START Supplied records
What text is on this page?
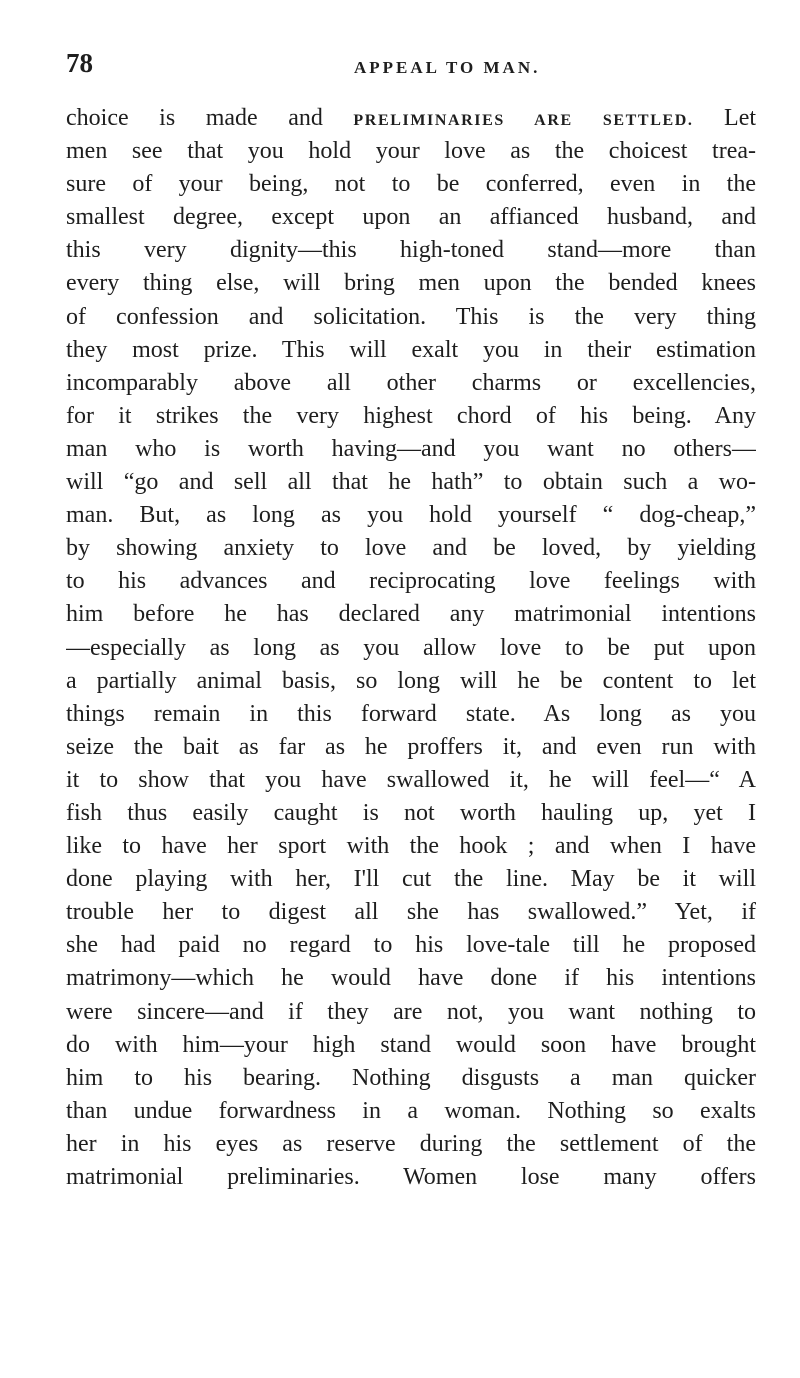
78	APPEAL TO MAN.
choice is made and PRELIMINARIES ARE SETTLED. Let
men see that you hold your love as the choicest trea-
sure of your being, not to be conferred, even in the
smallest degree, except upon an affianced husband, and
this very dignity—this high-toned stand—more than
every thing else, will bring men upon the bended knees
of confession and solicitation. This is the very thing
they most prize. This will exalt you in their estimation
incomparably above all other charms or excellencies,
for it strikes the very highest chord of his being. Any
man who is worth having—and you want no others—
will “go and sell all that he hath” to obtain such a wo-
man. But, as long as you hold yourself “ dog-cheap,”
by showing anxiety to love and be loved, by yielding
to his advances and reciprocating love feelings with
him before he has declared any matrimonial intentions
—especially as long as you allow love to be put upon
a partially animal basis, so long will he be content to let
things remain in this forward state. As long as you
seize the bait as far as he proffers it, and even run with
it to show that you have swallowed it, he will feel—“ A
fish thus easily caught is not worth hauling up, yet I
like to have her sport with the hook ; and when I have
done playing with her, I'll cut the line. May be it will
trouble her to digest all she has swallowed.” Yet, if
she had paid no regard to his love-tale till he proposed
matrimony—which he would have done if his intentions
were sincere—and if they are not, you want nothing to
do with him—your high stand would soon have brought
him to his bearing. Nothing disgusts a man quicker
than undue forwardness in a woman. Nothing so exalts
her in his eyes as reserve during the settlement of the
matrimonial preliminaries. Women lose many offers
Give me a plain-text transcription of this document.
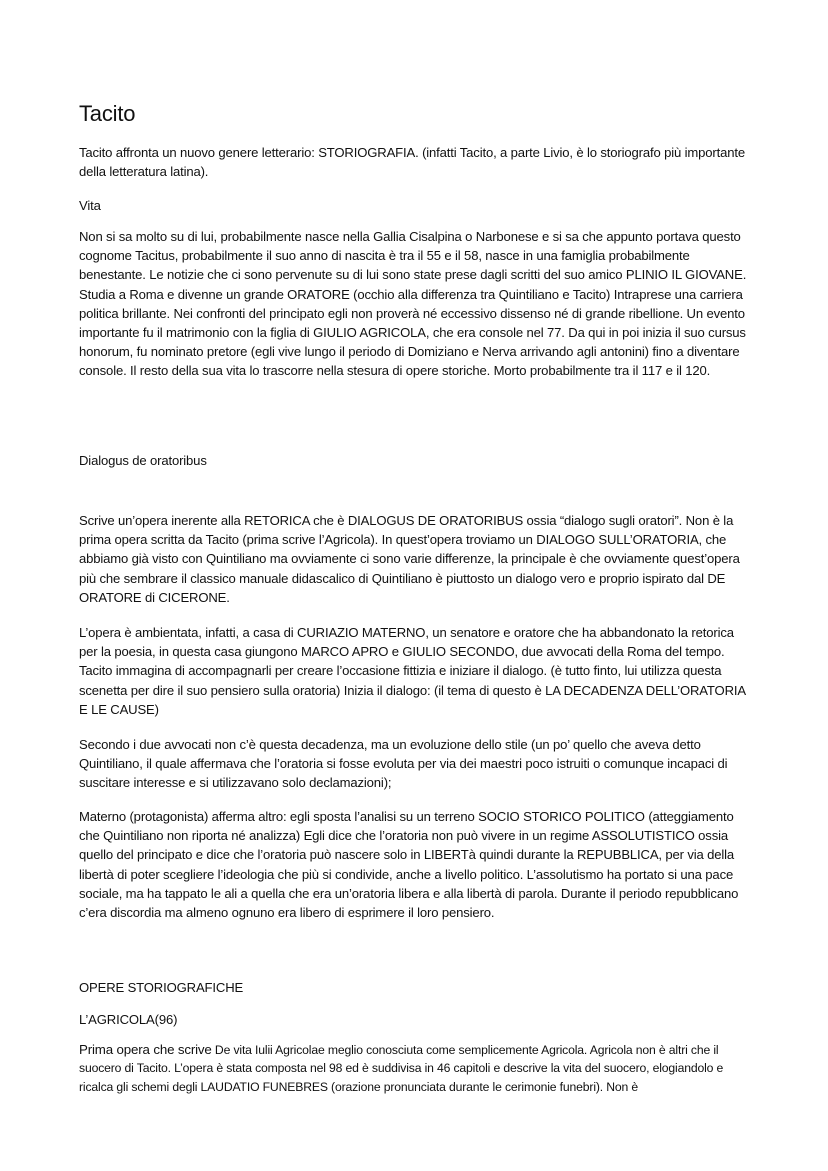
Tacito

Tacito affronta un nuovo genere letterario: STORIOGRAFIA. (infatti Tacito, a parte Livio, è lo storiografo più importante della letteratura latina).

Vita

Non si sa molto su di lui, probabilmente nasce nella Gallia Cisalpina o Narbonese e si sa che appunto portava questo cognome Tacitus, probabilmente il suo anno di nascita è tra il 55 e il 58, nasce in una famiglia probabilmente benestante. Le notizie che ci sono pervenute su di lui sono state prese dagli scritti del suo amico PLINIO IL GIOVANE. Studia a Roma e divenne un grande ORATORE (occhio alla differenza tra Quintiliano e Tacito) Intraprese una carriera politica brillante. Nei confronti del principato egli non proverà né eccessivo dissenso né di grande ribellione. Un evento importante fu il matrimonio con la figlia di GIULIO AGRICOLA, che era console nel 77. Da qui in poi inizia il suo cursus honorum, fu nominato pretore (egli vive lungo il periodo di Domiziano e Nerva arrivando agli antonini) fino a diventare console. Il resto della sua vita lo trascorre nella stesura di opere storiche. Morto probabilmente tra il 117 e il 120.

Dialogus de oratoribus

Scrive un’opera inerente alla RETORICA che è DIALOGUS DE ORATORIBUS ossia “dialogo sugli oratori”. Non è la prima opera scritta da Tacito (prima scrive l’Agricola). In quest’opera troviamo un DIALOGO SULL’ORATORIA, che abbiamo già visto con Quintiliano ma ovviamente ci sono varie differenze, la principale è che ovviamente quest’opera più che sembrare il classico manuale didascalico di Quintiliano è piuttosto un dialogo vero e proprio ispirato dal DE ORATORE di CICERONE.

L’opera è ambientata, infatti, a casa di CURIAZIO MATERNO, un senatore e oratore che ha abbandonato la retorica per la poesia, in questa casa giungono MARCO APRO e GIULIO SECONDO, due avvocati della Roma del tempo. Tacito immagina di accompagnarli per creare l’occasione fittizia e iniziare il dialogo. (è tutto finto, lui utilizza questa scenetta per dire il suo pensiero sulla oratoria) Inizia il dialogo: (il tema di questo è LA DECADENZA DELL’ORATORIA E LE CAUSE)

Secondo i due avvocati non c’è questa decadenza, ma un evoluzione dello stile (un po’ quello che aveva detto Quintiliano, il quale affermava che l’oratoria si fosse evoluta per via dei maestri poco istruiti o comunque incapaci di suscitare interesse e si utilizzavano solo declamazioni);

Materno (protagonista) afferma altro: egli sposta l’analisi su un terreno SOCIO STORICO POLITICO (atteggiamento che Quintiliano non riporta né analizza) Egli dice che l’oratoria non può vivere in un regime ASSOLUTISTICO ossia quello del principato e dice che l’oratoria può nascere solo in LIBERTà quindi durante la REPUBBLICA, per via della libertà di poter scegliere l’ideologia che più si condivide, anche a livello politico. L’assolutismo ha portato si una pace sociale, ma ha tappato le ali a quella che era un’oratoria libera e alla libertà di parola. Durante il periodo repubblicano c’era discordia ma almeno ognuno era libero di esprimere il loro pensiero.

OPERE STORIOGRAFICHE
L’AGRICOLA(96)

Prima opera che scrive De vita Iulii Agricolae meglio conosciuta come semplicemente Agricola. Agricola non è altri che il suocero di Tacito. L’opera è stata composta nel 98 ed è suddivisa in 46 capitoli e descrive la vita del suocero, elogiandolo e ricalca gli schemi degli LAUDATIO FUNEBRES (orazione pronunciata durante le cerimonie funebri). Non è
END Supplied records
# [What is needed]
Each line of the material must be retyped exactly, except that images are omitted.

# [Exercise answer]
What text is on this page?
78	APPEAL TO MAN.
choice is made and PRELIMINARIES ARE SETTLED. Let
men see that you hold your love as the choicest trea-
sure of your being, not to be conferred, even in the
smallest degree, except upon an affianced husband, and
this very dignity—this high-toned stand—more than
every thing else, will bring men upon the bended knees
of confession and solicitation. This is the very thing
they most prize. This will exalt you in their estimation
incomparably above all other charms or excellencies,
for it strikes the very highest chord of his being. Any
man who is worth having—and you want no others—
will “go and sell all that he hath” to obtain such a wo-
man. But, as long as you hold yourself “ dog-cheap,”
by showing anxiety to love and be loved, by yielding
to his advances and reciprocating love feelings with
him before he has declared any matrimonial intentions
—especially as long as you allow love to be put upon
a partially animal basis, so long will he be content to let
things remain in this forward state. As long as you
seize the bait as far as he proffers it, and even run with
it to show that you have swallowed it, he will feel—“ A
fish thus easily caught is not worth hauling up, yet I
like to have her sport with the hook ; and when I have
done playing with her, I'll cut the line. May be it will
trouble her to digest all she has swallowed.” Yet, if
she had paid no regard to his love-tale till he proposed
matrimony—which he would have done if his intentions
were sincere—and if they are not, you want nothing to
do with him—your high stand would soon have brought
him to his bearing. Nothing disgusts a man quicker
than undue forwardness in a woman. Nothing so exalts
her in his eyes as reserve during the settlement of the
matrimonial preliminaries. Women lose many offers
Give me a plain-text transcription of this document.
Tacito

Tacito affronta un nuovo genere letterario: STORIOGRAFIA. (infatti Tacito, a parte Livio, è lo storiografo più importante della letteratura latina).

Vita

Non si sa molto su di lui, probabilmente nasce nella Gallia Cisalpina o Narbonese e si sa che appunto portava questo cognome Tacitus, probabilmente il suo anno di nascita è tra il 55 e il 58, nasce in una famiglia probabilmente benestante. Le notizie che ci sono pervenute su di lui sono state prese dagli scritti del suo amico PLINIO IL GIOVANE. Studia a Roma e divenne un grande ORATORE (occhio alla differenza tra Quintiliano e Tacito) Intraprese una carriera politica brillante. Nei confronti del principato egli non proverà né eccessivo dissenso né di grande ribellione. Un evento importante fu il matrimonio con la figlia di GIULIO AGRICOLA, che era console nel 77. Da qui in poi inizia il suo cursus honorum, fu nominato pretore (egli vive lungo il periodo di Domiziano e Nerva arrivando agli antonini) fino a diventare console. Il resto della sua vita lo trascorre nella stesura di opere storiche. Morto probabilmente tra il 117 e il 120.

Dialogus de oratoribus

Scrive un’opera inerente alla RETORICA che è DIALOGUS DE ORATORIBUS ossia “dialogo sugli oratori”. Non è la prima opera scritta da Tacito (prima scrive l’Agricola). In quest’opera troviamo un DIALOGO SULL’ORATORIA, che abbiamo già visto con Quintiliano ma ovviamente ci sono varie differenze, la principale è che ovviamente quest’opera più che sembrare il classico manuale didascalico di Quintiliano è piuttosto un dialogo vero e proprio ispirato dal DE ORATORE di CICERONE.

L’opera è ambientata, infatti, a casa di CURIAZIO MATERNO, un senatore e oratore che ha abbandonato la retorica per la poesia, in questa casa giungono MARCO APRO e GIULIO SECONDO, due avvocati della Roma del tempo. Tacito immagina di accompagnarli per creare l’occasione fittizia e iniziare il dialogo. (è tutto finto, lui utilizza questa scenetta per dire il suo pensiero sulla oratoria) Inizia il dialogo: (il tema di questo è LA DECADENZA DELL’ORATORIA E LE CAUSE)

Secondo i due avvocati non c’è questa decadenza, ma un evoluzione dello stile (un po’ quello che aveva detto Quintiliano, il quale affermava che l’oratoria si fosse evoluta per via dei maestri poco istruiti o comunque incapaci di suscitare interesse e si utilizzavano solo declamazioni);

Materno (protagonista) afferma altro: egli sposta l’analisi su un terreno SOCIO STORICO POLITICO (atteggiamento che Quintiliano non riporta né analizza) Egli dice che l’oratoria non può vivere in un regime ASSOLUTISTICO ossia quello del principato e dice che l’oratoria può nascere solo in LIBERTà quindi durante la REPUBBLICA, per via della libertà di poter scegliere l’ideologia che più si condivide, anche a livello politico. L’assolutismo ha portato si una pace sociale, ma ha tappato le ali a quella che era un’oratoria libera e alla libertà di parola. Durante il periodo repubblicano c’era discordia ma almeno ognuno era libero di esprimere il loro pensiero.

OPERE STORIOGRAFICHE
L’AGRICOLA(96)

Prima opera che scrive De vita Iulii Agricolae meglio conosciuta come semplicemente Agricola. Agricola non è altri che il suocero di Tacito. L’opera è stata composta nel 98 ed è suddivisa in 46 capitoli e descrive la vita del suocero, elogiandolo e ricalca gli schemi degli LAUDATIO FUNEBRES (orazione pronunciata durante le cerimonie funebri). Non è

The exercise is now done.